» Required task
Scan the records below. List lines holding "this".

» Rows
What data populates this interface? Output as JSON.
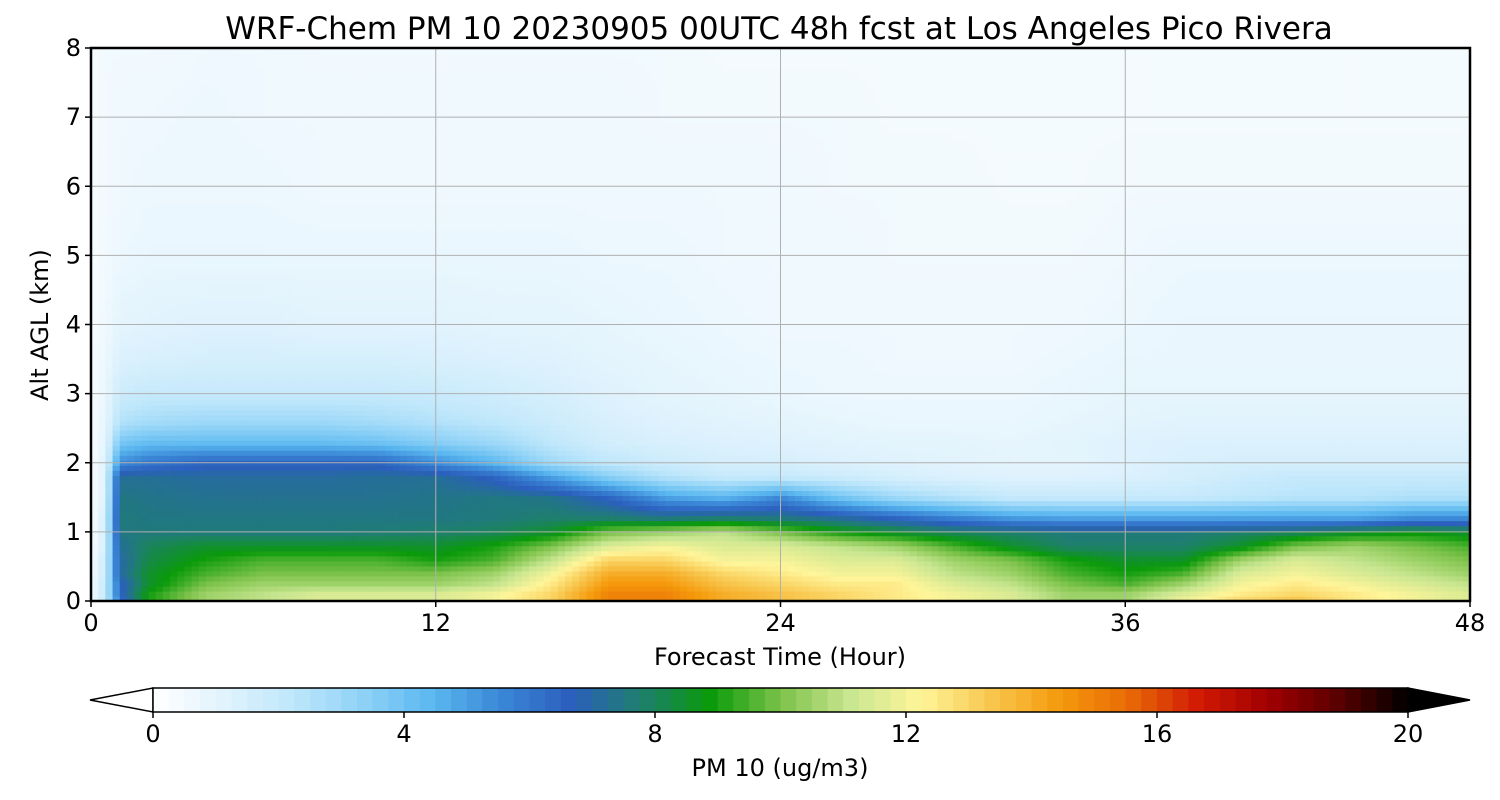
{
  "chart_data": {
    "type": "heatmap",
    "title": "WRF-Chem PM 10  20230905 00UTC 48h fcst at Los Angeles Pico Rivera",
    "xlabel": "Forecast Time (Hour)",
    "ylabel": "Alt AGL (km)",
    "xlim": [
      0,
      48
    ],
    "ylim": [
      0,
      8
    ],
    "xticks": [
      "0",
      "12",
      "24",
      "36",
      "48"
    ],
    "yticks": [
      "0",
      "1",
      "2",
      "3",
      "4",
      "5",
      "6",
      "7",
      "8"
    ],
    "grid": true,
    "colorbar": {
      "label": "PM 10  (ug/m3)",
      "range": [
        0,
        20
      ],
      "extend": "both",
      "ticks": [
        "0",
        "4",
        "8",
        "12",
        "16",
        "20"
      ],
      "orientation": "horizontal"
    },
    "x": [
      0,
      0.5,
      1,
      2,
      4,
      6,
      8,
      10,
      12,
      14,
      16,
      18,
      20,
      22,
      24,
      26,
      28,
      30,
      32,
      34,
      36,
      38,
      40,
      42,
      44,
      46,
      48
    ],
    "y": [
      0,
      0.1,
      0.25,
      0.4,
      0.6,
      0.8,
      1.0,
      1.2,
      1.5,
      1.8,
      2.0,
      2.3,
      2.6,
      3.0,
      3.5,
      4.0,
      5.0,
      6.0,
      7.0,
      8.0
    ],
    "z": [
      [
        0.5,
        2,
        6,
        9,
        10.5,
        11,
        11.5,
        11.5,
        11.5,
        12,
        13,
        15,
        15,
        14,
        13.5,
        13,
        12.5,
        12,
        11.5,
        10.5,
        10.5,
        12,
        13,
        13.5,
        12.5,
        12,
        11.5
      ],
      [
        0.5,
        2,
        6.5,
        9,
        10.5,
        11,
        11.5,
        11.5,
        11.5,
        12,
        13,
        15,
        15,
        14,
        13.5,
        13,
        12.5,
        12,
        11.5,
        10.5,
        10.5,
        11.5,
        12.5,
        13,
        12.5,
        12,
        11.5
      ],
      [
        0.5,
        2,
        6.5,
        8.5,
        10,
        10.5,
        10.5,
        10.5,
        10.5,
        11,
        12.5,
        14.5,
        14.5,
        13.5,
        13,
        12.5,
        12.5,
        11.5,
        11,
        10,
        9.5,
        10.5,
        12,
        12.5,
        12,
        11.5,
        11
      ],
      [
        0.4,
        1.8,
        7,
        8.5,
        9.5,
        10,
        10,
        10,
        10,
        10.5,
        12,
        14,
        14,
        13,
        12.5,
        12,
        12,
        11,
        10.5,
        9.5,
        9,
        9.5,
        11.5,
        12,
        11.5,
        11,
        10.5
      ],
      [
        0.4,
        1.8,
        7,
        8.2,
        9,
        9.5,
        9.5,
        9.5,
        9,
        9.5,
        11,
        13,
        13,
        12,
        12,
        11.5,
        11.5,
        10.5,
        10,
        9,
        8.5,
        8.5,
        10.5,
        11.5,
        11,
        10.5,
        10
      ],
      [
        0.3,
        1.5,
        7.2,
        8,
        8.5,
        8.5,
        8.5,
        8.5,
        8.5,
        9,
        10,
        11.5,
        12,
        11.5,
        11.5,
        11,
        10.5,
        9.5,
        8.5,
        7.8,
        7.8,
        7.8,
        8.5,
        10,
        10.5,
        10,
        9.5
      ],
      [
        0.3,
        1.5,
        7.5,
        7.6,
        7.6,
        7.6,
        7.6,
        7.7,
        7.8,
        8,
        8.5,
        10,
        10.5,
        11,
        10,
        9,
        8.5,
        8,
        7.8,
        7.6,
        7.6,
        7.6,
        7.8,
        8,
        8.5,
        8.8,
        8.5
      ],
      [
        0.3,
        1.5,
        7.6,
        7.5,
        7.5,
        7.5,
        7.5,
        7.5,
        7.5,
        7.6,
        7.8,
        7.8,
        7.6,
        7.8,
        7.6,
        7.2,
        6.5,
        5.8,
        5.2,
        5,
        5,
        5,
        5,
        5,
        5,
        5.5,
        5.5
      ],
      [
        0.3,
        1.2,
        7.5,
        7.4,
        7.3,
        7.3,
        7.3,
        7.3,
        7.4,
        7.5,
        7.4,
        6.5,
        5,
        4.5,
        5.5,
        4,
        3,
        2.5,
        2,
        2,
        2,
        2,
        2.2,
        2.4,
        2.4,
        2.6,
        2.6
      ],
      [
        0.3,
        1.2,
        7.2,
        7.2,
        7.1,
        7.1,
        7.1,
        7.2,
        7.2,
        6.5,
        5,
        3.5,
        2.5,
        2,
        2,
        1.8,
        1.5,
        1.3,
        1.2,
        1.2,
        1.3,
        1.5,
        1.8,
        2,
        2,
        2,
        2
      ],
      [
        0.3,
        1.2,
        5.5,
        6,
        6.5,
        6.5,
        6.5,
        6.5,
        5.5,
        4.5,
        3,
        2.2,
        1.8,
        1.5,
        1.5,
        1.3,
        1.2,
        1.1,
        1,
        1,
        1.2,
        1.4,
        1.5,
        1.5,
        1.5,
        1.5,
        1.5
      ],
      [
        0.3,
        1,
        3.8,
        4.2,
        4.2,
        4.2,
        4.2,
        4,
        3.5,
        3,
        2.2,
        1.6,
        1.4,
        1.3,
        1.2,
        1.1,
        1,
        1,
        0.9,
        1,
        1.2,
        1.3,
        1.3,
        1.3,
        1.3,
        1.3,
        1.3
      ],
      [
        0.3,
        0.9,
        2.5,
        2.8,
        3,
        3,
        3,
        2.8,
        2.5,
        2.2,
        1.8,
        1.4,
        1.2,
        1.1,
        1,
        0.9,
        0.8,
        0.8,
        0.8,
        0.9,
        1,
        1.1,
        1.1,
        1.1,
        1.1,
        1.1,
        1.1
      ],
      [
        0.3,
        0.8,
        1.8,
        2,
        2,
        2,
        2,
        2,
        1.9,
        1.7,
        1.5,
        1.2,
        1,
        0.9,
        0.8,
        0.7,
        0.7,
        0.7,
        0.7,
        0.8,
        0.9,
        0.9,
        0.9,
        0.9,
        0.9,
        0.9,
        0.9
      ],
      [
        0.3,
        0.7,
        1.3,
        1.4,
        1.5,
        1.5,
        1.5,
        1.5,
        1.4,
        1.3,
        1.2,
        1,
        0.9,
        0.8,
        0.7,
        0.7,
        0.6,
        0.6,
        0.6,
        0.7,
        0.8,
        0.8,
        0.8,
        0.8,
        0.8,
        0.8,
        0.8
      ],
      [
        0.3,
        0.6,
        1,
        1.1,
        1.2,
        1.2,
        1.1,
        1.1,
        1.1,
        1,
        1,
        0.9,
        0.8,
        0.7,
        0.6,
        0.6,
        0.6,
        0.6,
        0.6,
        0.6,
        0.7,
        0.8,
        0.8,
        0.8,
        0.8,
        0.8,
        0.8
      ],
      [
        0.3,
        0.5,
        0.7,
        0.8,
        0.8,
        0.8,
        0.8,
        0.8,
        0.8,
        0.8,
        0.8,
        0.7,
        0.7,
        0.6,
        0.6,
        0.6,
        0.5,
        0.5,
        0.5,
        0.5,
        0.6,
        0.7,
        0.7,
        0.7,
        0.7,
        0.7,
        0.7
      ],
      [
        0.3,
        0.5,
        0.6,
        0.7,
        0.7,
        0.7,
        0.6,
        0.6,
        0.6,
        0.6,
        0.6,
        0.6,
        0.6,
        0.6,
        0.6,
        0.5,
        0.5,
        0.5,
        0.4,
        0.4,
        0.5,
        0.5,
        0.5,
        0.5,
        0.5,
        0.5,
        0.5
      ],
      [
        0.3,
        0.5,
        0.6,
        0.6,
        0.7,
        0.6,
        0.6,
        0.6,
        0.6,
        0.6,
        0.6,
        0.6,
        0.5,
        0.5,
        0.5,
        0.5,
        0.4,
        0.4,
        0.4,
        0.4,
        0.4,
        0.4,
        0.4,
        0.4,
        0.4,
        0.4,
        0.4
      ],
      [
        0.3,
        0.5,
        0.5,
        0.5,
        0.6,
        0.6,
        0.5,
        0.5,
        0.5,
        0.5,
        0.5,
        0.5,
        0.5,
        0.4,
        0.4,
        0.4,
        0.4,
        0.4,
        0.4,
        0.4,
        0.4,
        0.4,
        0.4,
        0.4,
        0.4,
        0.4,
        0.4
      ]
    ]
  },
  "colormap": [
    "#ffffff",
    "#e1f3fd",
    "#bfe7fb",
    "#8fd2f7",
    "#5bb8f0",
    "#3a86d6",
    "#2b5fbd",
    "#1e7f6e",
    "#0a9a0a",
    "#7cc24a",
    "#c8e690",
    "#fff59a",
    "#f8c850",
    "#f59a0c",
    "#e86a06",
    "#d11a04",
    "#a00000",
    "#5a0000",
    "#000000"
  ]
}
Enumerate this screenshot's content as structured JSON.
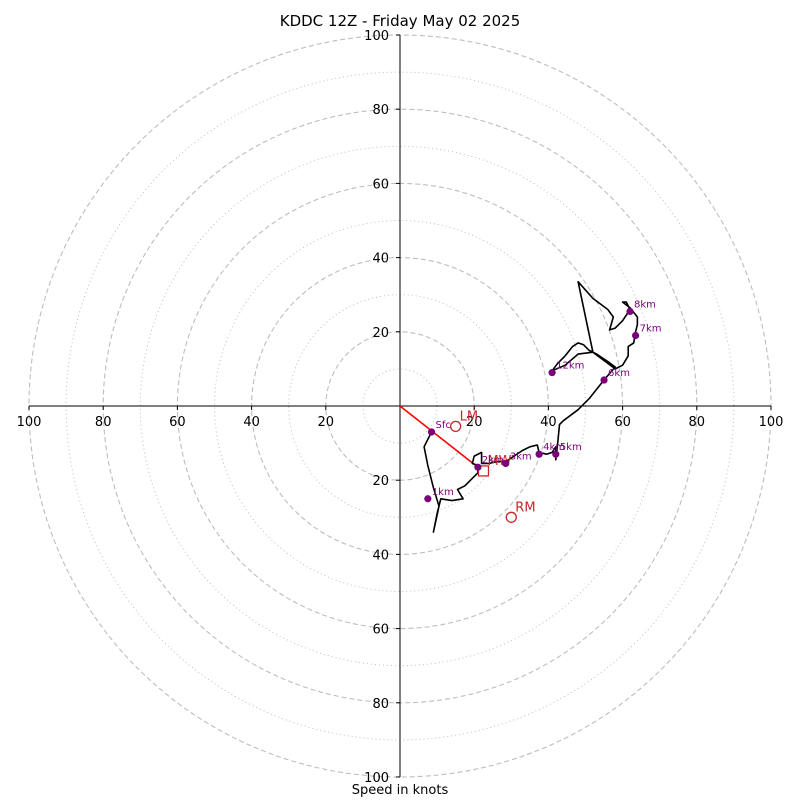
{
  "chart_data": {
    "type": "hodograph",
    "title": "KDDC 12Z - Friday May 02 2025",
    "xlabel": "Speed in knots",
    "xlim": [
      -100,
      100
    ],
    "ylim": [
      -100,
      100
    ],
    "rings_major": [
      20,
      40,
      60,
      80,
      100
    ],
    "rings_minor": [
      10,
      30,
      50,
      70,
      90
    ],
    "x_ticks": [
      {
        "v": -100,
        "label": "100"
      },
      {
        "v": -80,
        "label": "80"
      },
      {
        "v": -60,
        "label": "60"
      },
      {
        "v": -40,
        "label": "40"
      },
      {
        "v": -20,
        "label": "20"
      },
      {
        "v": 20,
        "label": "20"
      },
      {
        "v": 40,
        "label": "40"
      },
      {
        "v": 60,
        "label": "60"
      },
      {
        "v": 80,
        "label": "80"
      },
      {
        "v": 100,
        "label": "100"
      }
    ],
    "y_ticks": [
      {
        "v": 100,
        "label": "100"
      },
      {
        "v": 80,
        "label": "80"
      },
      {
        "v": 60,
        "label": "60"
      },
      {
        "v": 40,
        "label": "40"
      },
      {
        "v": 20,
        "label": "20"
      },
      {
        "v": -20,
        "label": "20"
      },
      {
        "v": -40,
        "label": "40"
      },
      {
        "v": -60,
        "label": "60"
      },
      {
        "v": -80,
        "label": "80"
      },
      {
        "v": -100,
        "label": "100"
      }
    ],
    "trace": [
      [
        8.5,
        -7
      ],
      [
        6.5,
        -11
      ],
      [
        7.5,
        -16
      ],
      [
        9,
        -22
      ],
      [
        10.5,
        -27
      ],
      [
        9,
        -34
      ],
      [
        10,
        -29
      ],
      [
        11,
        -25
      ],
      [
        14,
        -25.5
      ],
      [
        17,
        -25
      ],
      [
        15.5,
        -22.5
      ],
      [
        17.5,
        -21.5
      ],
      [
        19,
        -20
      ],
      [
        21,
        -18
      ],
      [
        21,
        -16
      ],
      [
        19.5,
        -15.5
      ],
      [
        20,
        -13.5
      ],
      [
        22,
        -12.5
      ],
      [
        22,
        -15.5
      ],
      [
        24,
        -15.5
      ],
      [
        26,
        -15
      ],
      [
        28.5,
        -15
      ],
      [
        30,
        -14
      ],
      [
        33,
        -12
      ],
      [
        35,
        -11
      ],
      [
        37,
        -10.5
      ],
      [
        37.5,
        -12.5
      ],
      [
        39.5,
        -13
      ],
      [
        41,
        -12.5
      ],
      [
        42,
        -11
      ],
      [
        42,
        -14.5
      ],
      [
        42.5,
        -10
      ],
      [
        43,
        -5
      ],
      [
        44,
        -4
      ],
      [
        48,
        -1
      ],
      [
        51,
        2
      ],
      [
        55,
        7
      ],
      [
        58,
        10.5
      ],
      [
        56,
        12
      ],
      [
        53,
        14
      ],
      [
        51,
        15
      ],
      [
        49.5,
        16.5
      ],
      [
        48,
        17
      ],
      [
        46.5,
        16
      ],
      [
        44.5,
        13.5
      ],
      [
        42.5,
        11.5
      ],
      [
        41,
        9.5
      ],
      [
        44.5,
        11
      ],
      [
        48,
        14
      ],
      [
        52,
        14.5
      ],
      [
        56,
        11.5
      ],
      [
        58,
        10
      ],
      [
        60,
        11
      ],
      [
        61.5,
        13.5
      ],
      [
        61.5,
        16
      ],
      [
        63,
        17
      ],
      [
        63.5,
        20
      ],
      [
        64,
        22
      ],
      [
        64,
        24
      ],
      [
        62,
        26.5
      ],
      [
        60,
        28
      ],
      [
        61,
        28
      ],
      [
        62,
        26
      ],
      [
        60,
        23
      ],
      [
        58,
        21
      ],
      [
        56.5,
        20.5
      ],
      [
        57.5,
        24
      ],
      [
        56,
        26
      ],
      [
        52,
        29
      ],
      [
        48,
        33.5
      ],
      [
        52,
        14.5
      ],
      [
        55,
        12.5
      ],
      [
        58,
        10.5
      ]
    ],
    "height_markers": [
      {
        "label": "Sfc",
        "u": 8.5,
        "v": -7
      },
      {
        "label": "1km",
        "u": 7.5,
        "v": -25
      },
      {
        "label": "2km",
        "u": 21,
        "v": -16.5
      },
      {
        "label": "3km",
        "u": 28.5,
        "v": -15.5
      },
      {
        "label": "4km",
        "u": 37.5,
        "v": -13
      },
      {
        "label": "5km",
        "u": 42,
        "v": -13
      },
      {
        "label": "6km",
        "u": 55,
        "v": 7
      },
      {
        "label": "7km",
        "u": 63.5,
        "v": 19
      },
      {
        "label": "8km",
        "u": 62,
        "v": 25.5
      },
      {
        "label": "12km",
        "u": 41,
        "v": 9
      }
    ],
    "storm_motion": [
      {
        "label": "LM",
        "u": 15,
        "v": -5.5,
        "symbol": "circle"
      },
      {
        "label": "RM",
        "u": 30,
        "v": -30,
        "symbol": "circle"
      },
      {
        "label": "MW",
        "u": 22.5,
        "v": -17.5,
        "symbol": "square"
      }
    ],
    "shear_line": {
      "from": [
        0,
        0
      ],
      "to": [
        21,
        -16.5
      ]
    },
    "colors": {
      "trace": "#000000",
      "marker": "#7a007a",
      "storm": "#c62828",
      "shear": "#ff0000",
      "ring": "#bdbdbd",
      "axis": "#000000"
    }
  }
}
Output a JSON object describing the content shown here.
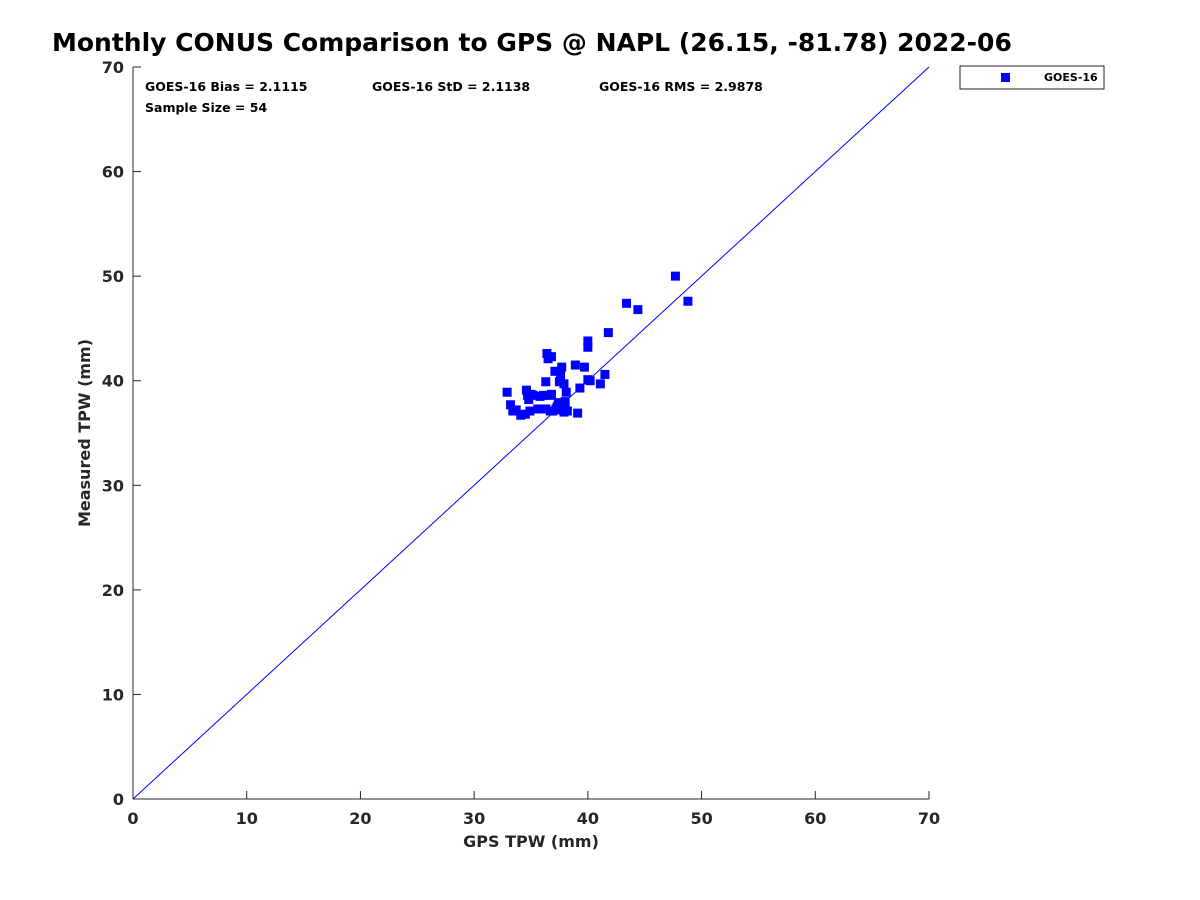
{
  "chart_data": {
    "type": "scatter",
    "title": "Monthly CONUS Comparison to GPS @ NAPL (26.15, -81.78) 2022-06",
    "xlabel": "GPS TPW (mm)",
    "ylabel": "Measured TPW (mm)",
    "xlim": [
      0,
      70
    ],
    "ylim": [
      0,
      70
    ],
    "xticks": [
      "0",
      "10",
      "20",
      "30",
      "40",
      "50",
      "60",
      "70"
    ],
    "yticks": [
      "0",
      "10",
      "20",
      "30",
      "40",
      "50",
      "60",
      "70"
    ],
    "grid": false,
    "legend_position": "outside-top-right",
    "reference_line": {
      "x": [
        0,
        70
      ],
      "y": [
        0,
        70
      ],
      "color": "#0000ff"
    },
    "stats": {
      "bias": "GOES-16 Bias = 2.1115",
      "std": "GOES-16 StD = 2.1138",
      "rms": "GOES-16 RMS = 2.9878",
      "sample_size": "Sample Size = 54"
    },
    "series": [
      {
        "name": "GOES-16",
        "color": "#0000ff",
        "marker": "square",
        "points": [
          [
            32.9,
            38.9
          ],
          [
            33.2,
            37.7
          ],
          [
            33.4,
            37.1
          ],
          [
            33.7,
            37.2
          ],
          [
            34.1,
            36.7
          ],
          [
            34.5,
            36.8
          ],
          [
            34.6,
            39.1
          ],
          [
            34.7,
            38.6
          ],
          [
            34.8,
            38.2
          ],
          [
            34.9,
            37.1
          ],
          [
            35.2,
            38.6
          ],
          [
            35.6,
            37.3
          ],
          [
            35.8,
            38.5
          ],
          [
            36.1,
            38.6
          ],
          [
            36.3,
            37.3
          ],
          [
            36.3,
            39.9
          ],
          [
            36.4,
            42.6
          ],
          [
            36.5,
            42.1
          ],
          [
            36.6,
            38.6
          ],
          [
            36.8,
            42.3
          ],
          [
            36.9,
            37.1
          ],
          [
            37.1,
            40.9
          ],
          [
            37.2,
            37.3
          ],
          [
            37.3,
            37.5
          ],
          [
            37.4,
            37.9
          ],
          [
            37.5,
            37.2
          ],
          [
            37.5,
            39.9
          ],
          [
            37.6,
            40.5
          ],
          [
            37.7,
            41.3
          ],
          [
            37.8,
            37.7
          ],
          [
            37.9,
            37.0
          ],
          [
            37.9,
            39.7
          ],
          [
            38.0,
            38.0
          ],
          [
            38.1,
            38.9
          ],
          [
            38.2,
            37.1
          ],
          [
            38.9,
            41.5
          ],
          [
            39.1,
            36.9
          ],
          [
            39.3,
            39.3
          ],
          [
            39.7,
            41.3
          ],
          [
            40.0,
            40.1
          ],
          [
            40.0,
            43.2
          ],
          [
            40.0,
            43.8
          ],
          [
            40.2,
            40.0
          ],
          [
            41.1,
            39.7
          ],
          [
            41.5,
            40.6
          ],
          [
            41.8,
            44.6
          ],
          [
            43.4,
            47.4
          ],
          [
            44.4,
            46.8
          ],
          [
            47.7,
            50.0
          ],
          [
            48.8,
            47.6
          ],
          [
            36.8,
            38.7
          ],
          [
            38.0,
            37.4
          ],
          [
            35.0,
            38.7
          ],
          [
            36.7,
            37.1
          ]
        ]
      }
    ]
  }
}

» Response to the task
What data populates this interface? Output as JSON.
Enumerate this screenshot's content as structured JSON.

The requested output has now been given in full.